— start —

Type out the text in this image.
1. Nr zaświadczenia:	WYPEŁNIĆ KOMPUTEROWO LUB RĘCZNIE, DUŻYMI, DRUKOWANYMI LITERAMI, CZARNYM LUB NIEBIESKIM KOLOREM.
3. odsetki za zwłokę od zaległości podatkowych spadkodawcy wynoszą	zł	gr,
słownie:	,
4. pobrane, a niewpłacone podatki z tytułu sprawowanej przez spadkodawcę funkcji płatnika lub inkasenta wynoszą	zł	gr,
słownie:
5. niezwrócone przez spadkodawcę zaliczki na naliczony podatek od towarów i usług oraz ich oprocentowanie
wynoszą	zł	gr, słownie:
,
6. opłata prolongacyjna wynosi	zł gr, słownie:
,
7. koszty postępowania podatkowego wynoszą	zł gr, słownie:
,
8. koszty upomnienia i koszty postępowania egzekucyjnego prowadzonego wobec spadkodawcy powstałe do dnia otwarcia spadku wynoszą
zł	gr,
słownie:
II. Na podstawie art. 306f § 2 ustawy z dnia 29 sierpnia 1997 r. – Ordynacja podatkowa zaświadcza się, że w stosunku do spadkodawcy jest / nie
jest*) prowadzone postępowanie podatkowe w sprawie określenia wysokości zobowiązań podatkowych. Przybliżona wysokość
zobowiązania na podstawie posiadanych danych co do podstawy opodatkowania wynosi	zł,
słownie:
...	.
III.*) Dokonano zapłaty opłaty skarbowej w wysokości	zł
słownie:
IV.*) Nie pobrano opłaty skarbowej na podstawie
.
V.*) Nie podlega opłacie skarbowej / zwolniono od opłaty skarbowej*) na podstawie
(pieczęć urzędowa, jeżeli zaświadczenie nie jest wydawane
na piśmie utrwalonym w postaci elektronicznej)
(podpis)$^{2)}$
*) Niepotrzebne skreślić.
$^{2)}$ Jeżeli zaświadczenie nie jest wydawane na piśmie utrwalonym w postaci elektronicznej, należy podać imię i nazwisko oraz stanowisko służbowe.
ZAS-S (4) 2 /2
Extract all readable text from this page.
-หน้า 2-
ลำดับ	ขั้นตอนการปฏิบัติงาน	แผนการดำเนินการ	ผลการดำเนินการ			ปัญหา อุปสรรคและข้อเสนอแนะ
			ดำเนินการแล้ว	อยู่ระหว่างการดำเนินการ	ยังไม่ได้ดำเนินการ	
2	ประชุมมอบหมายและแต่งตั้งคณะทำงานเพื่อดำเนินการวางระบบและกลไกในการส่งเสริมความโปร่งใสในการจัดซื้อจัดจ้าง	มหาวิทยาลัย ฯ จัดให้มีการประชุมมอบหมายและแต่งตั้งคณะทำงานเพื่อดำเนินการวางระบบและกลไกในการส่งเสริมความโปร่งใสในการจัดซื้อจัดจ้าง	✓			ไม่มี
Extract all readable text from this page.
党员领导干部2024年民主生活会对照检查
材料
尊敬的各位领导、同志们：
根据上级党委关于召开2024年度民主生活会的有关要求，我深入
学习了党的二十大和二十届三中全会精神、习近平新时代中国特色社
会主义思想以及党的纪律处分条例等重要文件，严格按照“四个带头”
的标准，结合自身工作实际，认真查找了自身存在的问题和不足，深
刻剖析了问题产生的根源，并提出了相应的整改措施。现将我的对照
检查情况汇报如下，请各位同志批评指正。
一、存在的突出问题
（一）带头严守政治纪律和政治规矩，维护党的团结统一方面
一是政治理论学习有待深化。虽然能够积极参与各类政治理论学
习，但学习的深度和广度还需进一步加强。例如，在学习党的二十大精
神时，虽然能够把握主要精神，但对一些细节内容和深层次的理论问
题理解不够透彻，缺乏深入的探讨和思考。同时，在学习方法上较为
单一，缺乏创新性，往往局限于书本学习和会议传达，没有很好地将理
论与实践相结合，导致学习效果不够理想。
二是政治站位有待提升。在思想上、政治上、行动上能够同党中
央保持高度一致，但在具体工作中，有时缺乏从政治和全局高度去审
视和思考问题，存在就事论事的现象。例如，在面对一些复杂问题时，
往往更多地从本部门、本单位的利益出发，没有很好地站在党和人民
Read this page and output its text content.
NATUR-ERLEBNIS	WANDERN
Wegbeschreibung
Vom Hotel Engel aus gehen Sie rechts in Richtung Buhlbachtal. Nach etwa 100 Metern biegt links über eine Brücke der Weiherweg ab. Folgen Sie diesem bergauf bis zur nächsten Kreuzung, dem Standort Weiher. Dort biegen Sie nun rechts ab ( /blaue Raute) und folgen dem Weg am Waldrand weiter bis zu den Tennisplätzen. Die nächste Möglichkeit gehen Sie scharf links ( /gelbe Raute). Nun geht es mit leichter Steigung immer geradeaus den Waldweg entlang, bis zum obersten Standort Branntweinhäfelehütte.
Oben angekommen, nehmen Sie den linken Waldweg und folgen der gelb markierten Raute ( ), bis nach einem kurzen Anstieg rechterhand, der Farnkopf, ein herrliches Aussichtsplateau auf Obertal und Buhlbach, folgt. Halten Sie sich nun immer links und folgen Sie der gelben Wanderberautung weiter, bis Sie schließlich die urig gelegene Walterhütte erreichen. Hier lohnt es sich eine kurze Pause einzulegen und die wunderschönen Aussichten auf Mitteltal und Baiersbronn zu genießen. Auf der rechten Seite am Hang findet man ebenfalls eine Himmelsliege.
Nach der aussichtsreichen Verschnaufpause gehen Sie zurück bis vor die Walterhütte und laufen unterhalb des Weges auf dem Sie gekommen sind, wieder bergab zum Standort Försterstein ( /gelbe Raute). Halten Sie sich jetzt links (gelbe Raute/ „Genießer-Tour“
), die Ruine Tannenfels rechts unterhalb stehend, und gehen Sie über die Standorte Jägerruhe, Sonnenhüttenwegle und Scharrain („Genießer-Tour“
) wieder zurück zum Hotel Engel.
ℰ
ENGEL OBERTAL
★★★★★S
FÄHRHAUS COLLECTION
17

— end —

TASK TO COMPLETE. Look through the entries above and report each line where the string "Genießer" occurs.

SOLUTION TO THIS TASK.
Nach der aussichtsreichen Verschnaufpause gehen Sie zurück bis vor die Walterhütte und laufen unterhalb des Weges auf dem Sie gekommen sind, wieder bergab zum Standort Försterstein ( /gelbe Raute). Halten Sie sich jetzt links (gelbe Raute/ „Genießer-Tour“
), die Ruine Tannenfels rechts unterhalb stehend, und gehen Sie über die Standorte Jägerruhe, Sonnenhüttenwegle und Scharrain („Genießer-Tour“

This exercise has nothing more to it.